Element box annotations ->
____________________
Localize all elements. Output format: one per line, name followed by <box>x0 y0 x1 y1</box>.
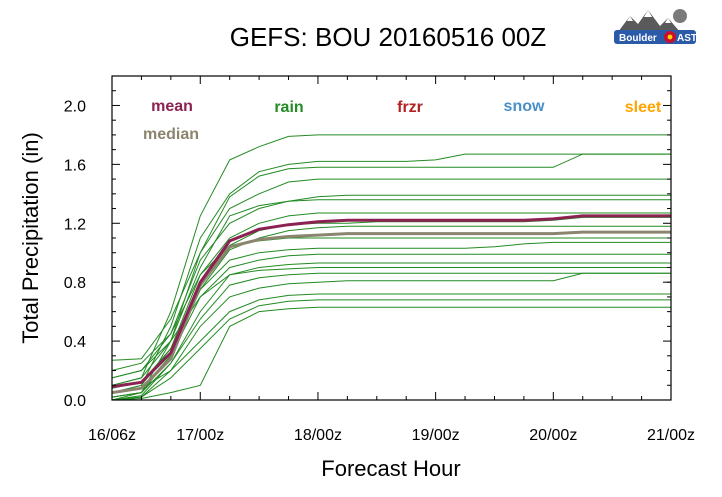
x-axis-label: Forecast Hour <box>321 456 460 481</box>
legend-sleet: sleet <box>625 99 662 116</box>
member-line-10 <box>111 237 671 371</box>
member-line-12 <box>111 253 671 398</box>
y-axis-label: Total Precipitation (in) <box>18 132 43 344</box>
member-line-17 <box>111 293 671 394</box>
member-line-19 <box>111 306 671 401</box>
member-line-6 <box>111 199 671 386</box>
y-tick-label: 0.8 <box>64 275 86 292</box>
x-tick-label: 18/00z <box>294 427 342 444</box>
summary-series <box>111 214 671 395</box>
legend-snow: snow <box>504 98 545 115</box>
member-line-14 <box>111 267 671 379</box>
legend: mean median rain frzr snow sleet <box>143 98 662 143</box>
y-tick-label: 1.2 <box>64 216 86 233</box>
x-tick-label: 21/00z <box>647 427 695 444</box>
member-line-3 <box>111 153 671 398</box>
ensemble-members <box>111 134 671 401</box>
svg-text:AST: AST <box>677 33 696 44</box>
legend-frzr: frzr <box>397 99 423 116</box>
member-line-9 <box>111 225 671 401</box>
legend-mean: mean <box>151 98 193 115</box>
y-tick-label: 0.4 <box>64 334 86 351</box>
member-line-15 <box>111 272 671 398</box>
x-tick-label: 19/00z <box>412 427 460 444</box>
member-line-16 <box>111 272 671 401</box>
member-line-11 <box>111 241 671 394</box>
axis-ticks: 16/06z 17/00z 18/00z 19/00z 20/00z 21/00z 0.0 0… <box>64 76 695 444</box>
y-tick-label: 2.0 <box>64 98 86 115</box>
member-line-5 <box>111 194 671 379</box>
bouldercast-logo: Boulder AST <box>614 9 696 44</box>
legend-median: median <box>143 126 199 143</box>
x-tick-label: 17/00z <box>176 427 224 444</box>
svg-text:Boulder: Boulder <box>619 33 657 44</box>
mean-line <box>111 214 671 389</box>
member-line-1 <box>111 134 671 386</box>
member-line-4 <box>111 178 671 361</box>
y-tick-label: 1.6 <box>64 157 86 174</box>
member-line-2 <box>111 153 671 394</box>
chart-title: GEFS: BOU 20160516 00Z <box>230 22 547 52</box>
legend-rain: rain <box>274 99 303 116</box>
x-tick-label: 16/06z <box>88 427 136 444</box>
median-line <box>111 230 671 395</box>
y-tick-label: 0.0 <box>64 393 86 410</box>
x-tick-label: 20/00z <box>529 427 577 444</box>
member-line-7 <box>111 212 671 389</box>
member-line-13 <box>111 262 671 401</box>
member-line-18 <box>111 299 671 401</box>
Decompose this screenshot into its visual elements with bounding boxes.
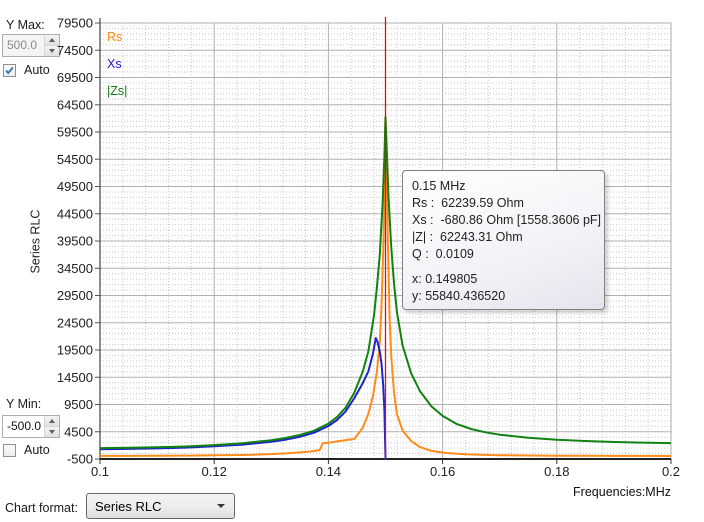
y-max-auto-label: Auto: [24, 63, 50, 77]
____________________
Required task -> Pull out every line in the listing above that contains the string "Boulder", and match its case exactly.

Result of this task ->
bouldercast-logo: Boulder AST <box>614 9 696 44</box>
svg-text:Boulder: Boulder <box>619 33 657 44</box>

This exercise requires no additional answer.